### EXERCISE
Retype the lines from the one containing "list app elements" through the one containing "staticText: Display (104, 427, 174, 449)", inclusive, exactly as they appear.
--- start EXERCISE DATA ---
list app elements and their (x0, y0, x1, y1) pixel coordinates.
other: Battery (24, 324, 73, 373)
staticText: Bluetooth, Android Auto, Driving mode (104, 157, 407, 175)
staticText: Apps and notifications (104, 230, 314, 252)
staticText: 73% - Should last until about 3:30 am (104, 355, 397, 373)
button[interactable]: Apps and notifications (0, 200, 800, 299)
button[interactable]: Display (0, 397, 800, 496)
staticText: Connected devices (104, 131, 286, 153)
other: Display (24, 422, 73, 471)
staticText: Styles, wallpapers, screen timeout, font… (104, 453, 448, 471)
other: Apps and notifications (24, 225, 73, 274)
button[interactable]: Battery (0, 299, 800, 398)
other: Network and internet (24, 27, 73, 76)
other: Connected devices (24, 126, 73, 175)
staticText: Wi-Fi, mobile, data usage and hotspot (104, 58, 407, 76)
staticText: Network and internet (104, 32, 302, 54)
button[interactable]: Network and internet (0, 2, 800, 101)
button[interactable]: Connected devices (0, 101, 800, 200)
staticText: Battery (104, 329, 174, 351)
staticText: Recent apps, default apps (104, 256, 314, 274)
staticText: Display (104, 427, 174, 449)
--- end EXERCISE DATA ---
--- start EXERCISE DATA ---
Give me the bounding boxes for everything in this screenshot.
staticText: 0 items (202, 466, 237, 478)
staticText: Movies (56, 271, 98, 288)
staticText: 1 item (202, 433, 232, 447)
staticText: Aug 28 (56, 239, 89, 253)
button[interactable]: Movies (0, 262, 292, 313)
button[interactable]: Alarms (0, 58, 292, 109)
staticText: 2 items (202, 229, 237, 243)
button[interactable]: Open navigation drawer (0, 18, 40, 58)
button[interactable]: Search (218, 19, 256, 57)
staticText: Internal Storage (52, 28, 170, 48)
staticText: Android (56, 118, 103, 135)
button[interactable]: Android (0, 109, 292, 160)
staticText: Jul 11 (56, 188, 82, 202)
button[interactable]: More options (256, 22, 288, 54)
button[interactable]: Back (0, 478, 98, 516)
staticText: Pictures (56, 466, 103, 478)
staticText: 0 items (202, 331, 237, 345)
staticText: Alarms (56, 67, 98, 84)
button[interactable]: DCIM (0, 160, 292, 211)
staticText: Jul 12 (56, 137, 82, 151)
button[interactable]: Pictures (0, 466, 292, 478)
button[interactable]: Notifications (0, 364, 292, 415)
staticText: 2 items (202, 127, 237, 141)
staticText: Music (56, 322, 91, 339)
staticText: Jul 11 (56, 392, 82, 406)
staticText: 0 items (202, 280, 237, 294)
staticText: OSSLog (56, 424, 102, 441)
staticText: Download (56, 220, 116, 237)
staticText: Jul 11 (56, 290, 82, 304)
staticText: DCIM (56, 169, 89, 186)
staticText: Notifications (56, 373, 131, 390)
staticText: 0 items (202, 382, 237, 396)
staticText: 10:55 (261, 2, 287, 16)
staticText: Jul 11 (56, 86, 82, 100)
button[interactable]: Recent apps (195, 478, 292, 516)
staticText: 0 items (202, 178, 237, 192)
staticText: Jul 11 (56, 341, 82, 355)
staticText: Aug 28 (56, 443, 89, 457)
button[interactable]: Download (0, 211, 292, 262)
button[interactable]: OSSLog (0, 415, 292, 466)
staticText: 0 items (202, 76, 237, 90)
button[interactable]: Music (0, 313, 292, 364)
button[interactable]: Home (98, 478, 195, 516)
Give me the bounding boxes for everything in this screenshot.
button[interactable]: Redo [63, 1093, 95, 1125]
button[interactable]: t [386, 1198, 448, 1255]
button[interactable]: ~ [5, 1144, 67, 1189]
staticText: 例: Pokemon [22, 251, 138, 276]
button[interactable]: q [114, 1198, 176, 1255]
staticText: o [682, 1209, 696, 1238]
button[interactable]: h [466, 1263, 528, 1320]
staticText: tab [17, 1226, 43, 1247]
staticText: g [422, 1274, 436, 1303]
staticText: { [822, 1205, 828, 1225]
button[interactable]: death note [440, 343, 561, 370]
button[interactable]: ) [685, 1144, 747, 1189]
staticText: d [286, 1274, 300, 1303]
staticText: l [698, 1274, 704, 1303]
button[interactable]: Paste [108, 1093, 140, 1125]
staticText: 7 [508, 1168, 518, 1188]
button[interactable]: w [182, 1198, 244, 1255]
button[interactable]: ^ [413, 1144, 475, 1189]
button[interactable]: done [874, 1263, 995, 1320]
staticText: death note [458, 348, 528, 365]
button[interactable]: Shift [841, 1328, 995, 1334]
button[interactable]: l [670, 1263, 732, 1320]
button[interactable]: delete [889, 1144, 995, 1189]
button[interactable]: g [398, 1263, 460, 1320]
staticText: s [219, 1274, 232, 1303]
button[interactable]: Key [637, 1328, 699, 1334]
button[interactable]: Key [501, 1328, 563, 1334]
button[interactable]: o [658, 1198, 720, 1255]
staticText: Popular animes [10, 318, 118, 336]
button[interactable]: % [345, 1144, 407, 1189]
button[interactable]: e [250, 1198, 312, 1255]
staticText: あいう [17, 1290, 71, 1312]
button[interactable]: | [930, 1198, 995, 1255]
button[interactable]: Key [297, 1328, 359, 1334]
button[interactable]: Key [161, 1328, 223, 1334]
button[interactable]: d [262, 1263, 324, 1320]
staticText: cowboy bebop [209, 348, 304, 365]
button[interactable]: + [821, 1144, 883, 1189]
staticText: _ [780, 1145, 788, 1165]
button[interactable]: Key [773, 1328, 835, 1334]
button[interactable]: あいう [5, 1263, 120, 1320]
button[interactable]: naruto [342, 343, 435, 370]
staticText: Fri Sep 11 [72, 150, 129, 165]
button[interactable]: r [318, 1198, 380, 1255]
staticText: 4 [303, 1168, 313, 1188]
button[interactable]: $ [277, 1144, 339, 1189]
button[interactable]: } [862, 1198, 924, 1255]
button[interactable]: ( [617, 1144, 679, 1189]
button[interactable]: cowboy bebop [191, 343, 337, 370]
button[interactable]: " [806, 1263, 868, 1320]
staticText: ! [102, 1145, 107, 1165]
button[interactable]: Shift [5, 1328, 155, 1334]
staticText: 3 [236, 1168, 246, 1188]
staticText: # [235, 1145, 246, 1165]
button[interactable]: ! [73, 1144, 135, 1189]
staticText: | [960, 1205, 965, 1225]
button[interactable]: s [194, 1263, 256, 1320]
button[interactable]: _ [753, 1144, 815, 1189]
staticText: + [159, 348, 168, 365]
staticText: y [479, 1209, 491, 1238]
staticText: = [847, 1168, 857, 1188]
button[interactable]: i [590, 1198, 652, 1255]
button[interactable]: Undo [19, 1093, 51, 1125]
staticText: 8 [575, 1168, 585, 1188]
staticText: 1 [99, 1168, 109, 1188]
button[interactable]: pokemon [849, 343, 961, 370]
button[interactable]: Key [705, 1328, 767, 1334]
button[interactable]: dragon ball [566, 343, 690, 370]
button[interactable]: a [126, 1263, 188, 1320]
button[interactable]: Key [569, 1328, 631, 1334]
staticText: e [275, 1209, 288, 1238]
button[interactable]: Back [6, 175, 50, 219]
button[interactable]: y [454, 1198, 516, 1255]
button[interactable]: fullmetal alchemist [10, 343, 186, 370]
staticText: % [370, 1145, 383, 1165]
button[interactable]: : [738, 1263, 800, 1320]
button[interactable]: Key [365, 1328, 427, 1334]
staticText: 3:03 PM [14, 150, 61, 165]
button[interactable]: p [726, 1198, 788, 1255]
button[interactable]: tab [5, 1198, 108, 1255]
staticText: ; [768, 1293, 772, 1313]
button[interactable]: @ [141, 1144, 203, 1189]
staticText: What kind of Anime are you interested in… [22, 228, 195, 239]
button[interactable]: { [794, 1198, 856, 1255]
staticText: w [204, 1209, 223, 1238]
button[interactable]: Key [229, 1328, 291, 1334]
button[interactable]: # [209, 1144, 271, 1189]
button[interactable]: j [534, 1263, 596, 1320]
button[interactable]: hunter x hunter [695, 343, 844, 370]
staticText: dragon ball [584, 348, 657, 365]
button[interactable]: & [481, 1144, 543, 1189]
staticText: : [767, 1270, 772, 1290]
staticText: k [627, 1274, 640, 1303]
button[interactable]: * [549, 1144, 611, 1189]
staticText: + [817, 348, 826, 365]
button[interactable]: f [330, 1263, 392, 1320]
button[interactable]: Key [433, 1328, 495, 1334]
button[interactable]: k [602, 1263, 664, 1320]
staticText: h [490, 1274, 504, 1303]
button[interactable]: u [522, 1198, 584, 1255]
--- end EXERCISE DATA ---
--- start EXERCISE DATA ---
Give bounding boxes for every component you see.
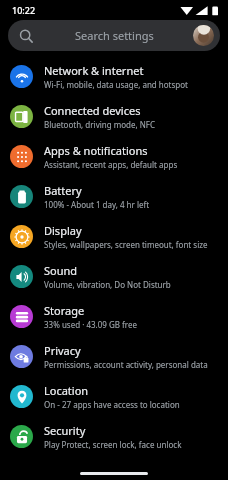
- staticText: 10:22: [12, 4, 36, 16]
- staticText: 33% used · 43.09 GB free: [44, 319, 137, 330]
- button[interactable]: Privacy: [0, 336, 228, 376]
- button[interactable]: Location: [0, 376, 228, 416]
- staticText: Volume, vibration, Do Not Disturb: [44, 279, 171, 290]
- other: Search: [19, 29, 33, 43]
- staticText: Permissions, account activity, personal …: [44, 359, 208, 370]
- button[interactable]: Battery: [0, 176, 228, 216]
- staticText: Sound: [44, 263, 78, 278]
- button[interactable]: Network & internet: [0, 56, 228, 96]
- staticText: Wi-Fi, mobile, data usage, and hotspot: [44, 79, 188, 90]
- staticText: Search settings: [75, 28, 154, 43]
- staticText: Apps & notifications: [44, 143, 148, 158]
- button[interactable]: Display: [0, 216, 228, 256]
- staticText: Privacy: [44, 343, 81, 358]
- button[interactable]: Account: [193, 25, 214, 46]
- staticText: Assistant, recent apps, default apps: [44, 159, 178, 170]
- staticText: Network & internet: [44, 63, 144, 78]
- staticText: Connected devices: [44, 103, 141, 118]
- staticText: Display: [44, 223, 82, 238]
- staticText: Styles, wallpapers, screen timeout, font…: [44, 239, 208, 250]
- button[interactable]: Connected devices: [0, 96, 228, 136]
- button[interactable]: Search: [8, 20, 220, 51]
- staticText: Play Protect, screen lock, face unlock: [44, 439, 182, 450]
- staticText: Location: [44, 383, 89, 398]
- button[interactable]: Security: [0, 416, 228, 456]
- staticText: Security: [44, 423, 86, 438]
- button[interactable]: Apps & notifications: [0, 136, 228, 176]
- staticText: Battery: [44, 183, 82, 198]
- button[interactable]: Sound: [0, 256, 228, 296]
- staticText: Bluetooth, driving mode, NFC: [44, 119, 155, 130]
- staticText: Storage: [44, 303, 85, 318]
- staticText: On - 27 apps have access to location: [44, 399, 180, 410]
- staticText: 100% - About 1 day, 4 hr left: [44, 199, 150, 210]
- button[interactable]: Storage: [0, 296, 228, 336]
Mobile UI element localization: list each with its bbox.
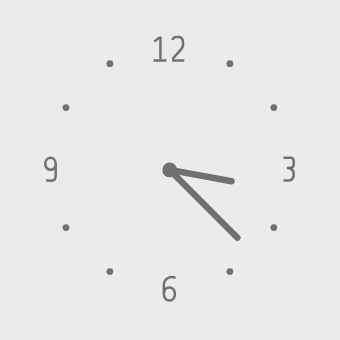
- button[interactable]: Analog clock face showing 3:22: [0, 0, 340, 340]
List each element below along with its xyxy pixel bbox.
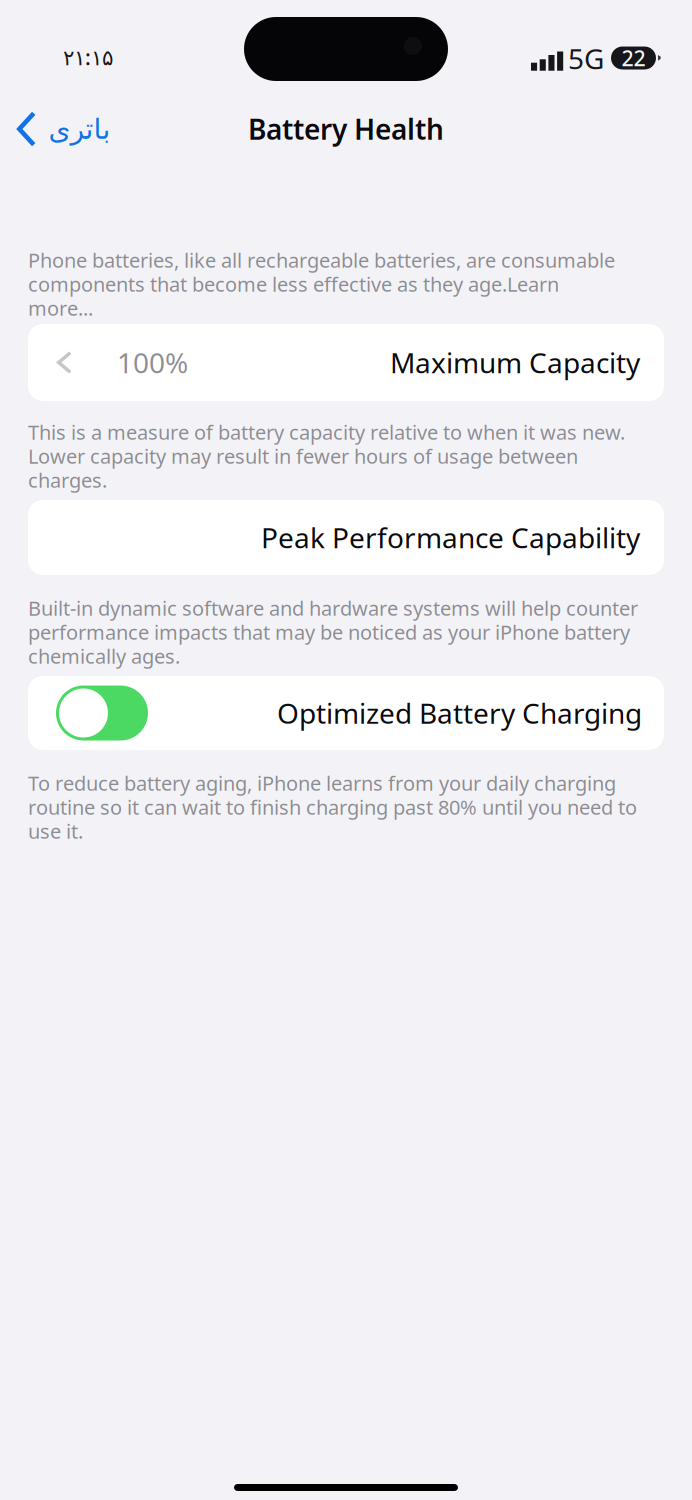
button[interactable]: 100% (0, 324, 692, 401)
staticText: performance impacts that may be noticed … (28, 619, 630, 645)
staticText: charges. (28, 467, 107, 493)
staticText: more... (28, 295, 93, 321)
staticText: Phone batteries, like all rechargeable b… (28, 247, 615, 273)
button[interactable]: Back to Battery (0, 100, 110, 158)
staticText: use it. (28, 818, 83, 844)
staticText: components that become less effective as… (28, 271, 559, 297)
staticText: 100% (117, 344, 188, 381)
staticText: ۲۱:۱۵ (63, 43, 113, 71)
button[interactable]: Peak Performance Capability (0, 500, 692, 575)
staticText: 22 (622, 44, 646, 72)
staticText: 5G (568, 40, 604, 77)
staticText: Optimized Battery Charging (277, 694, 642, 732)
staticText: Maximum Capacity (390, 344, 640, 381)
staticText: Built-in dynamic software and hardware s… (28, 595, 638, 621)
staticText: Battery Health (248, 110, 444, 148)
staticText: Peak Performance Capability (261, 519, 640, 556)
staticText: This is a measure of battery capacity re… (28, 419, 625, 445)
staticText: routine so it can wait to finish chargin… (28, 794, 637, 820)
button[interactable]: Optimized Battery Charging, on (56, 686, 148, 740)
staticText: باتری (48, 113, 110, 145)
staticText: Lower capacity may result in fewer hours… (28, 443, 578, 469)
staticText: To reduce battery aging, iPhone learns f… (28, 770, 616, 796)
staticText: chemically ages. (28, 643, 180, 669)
--- end EXERCISE DATA ---
### ANSWER TO THE PROBLEM
list app elements and their (x0, y0, x1, y1) pixel coordinates.
other: Battery (24, 324, 73, 373)
staticText: Bluetooth, Android Auto, Driving mode (104, 157, 407, 175)
staticText: Apps and notifications (104, 230, 314, 252)
staticText: 73% - Should last until about 3:30 am (104, 355, 397, 373)
button[interactable]: Apps and notifications (0, 200, 800, 299)
button[interactable]: Display (0, 397, 800, 496)
staticText: Connected devices (104, 131, 286, 153)
other: Display (24, 422, 73, 471)
staticText: Styles, wallpapers, screen timeout, font… (104, 453, 448, 471)
other: Apps and notifications (24, 225, 73, 274)
button[interactable]: Battery (0, 299, 800, 398)
other: Network and internet (24, 27, 73, 76)
other: Connected devices (24, 126, 73, 175)
staticText: Wi-Fi, mobile, data usage and hotspot (104, 58, 407, 76)
staticText: Network and internet (104, 32, 302, 54)
button[interactable]: Network and internet (0, 2, 800, 101)
button[interactable]: Connected devices (0, 101, 800, 200)
staticText: Battery (104, 329, 174, 351)
staticText: Recent apps, default apps (104, 256, 314, 274)
staticText: Display (104, 427, 174, 449)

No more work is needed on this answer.